> Do this:
Can you reproduce the data beneath, keeping every line exact?

> Information provided:
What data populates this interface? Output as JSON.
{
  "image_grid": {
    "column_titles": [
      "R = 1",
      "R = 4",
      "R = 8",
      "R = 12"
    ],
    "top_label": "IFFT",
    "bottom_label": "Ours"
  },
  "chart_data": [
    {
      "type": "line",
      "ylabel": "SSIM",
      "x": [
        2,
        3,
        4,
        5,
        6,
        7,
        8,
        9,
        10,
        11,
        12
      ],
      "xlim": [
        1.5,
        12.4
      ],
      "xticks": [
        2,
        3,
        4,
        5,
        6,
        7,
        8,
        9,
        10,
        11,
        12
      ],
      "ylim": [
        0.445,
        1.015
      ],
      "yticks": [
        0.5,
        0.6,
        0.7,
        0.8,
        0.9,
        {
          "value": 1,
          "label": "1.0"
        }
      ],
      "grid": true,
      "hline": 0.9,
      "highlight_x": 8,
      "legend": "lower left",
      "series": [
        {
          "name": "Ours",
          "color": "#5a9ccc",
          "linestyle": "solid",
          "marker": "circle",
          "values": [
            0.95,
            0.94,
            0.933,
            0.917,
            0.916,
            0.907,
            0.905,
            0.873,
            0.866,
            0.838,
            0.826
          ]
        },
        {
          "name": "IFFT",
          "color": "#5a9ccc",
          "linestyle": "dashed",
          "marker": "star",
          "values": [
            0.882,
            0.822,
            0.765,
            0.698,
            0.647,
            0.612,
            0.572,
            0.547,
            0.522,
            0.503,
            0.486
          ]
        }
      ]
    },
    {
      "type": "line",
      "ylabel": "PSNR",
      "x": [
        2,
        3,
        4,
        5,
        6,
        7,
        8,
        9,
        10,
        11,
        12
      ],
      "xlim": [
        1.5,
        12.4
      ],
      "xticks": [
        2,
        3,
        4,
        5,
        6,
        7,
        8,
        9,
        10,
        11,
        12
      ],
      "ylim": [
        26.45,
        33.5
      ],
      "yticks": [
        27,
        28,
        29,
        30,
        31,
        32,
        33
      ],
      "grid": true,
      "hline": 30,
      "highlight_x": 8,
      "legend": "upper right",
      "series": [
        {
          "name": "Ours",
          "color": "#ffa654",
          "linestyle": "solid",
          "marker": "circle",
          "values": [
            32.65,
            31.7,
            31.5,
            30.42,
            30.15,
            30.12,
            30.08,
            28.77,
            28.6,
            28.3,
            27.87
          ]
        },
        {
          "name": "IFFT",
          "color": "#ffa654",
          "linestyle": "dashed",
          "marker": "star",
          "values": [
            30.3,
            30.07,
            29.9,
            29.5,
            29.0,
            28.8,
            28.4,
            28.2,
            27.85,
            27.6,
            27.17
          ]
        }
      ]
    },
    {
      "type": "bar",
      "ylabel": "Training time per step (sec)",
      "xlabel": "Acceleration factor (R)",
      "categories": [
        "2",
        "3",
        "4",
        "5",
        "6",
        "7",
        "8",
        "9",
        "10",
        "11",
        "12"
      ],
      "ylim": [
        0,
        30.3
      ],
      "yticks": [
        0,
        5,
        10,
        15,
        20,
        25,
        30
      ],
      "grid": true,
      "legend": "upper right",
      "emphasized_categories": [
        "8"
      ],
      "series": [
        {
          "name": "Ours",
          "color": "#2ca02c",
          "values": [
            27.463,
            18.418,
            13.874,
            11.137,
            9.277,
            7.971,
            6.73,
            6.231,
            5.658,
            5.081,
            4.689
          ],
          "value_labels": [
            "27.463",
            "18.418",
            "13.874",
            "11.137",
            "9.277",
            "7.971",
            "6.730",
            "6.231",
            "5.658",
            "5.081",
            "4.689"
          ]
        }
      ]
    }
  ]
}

> Solution for this exercise:
What data populates this interface? Output as JSON.
{
  "image_grid": {
    "column_titles": [
      "R = 1",
      "R = 4",
      "R = 8",
      "R = 12"
    ],
    "top_label": "IFFT",
    "bottom_label": "Ours"
  },
  "chart_data": [
    {
      "type": "line",
      "ylabel": "SSIM",
      "x": [
        2,
        3,
        4,
        5,
        6,
        7,
        8,
        9,
        10,
        11,
        12
      ],
      "xlim": [
        1.5,
        12.4
      ],
      "xticks": [
        2,
        3,
        4,
        5,
        6,
        7,
        8,
        9,
        10,
        11,
        12
      ],
      "ylim": [
        0.445,
        1.015
      ],
      "yticks": [
        0.5,
        0.6,
        0.7,
        0.8,
        0.9,
        {
          "value": 1,
          "label": "1.0"
        }
      ],
      "grid": true,
      "hline": 0.9,
      "highlight_x": 8,
      "legend": "lower left",
      "series": [
        {
          "name": "Ours",
          "color": "#5a9ccc",
          "linestyle": "solid",
          "marker": "circle",
          "values": [
            0.95,
            0.94,
            0.933,
            0.917,
            0.916,
            0.907,
            0.905,
            0.873,
            0.866,
            0.838,
            0.826
          ]
        },
        {
          "name": "IFFT",
          "color": "#5a9ccc",
          "linestyle": "dashed",
          "marker": "star",
          "values": [
            0.882,
            0.822,
            0.765,
            0.698,
            0.647,
            0.612,
            0.572,
            0.547,
            0.522,
            0.503,
            0.486
          ]
        }
      ]
    },
    {
      "type": "line",
      "ylabel": "PSNR",
      "x": [
        2,
        3,
        4,
        5,
        6,
        7,
        8,
        9,
        10,
        11,
        12
      ],
      "xlim": [
        1.5,
        12.4
      ],
      "xticks": [
        2,
        3,
        4,
        5,
        6,
        7,
        8,
        9,
        10,
        11,
        12
      ],
      "ylim": [
        26.45,
        33.5
      ],
      "yticks": [
        27,
        28,
        29,
        30,
        31,
        32,
        33
      ],
      "grid": true,
      "hline": 30,
      "highlight_x": 8,
      "legend": "upper right",
      "series": [
        {
          "name": "Ours",
          "color": "#ffa654",
          "linestyle": "solid",
          "marker": "circle",
          "values": [
            32.65,
            31.7,
            31.5,
            30.42,
            30.15,
            30.12,
            30.08,
            28.77,
            28.6,
            28.3,
            27.87
          ]
        },
        {
          "name": "IFFT",
          "color": "#ffa654",
          "linestyle": "dashed",
          "marker": "star",
          "values": [
            30.3,
            30.07,
            29.9,
            29.5,
            29.0,
            28.8,
            28.4,
            28.2,
            27.85,
            27.6,
            27.17
          ]
        }
      ]
    },
    {
      "type": "bar",
      "ylabel": "Training time per step (sec)",
      "xlabel": "Acceleration factor (R)",
      "categories": [
        "2",
        "3",
        "4",
        "5",
        "6",
        "7",
        "8",
        "9",
        "10",
        "11",
        "12"
      ],
      "ylim": [
        0,
        30.3
      ],
      "yticks": [
        0,
        5,
        10,
        15,
        20,
        25,
        30
      ],
      "grid": true,
      "legend": "upper right",
      "emphasized_categories": [
        "8"
      ],
      "series": [
        {
          "name": "Ours",
          "color": "#2ca02c",
          "values": [
            27.463,
            18.418,
            13.874,
            11.137,
            9.277,
            7.971,
            6.73,
            6.231,
            5.658,
            5.081,
            4.689
          ],
          "value_labels": [
            "27.463",
            "18.418",
            "13.874",
            "11.137",
            "9.277",
            "7.971",
            "6.730",
            "6.231",
            "5.658",
            "5.081",
            "4.689"
          ]
        }
      ]
    }
  ]
}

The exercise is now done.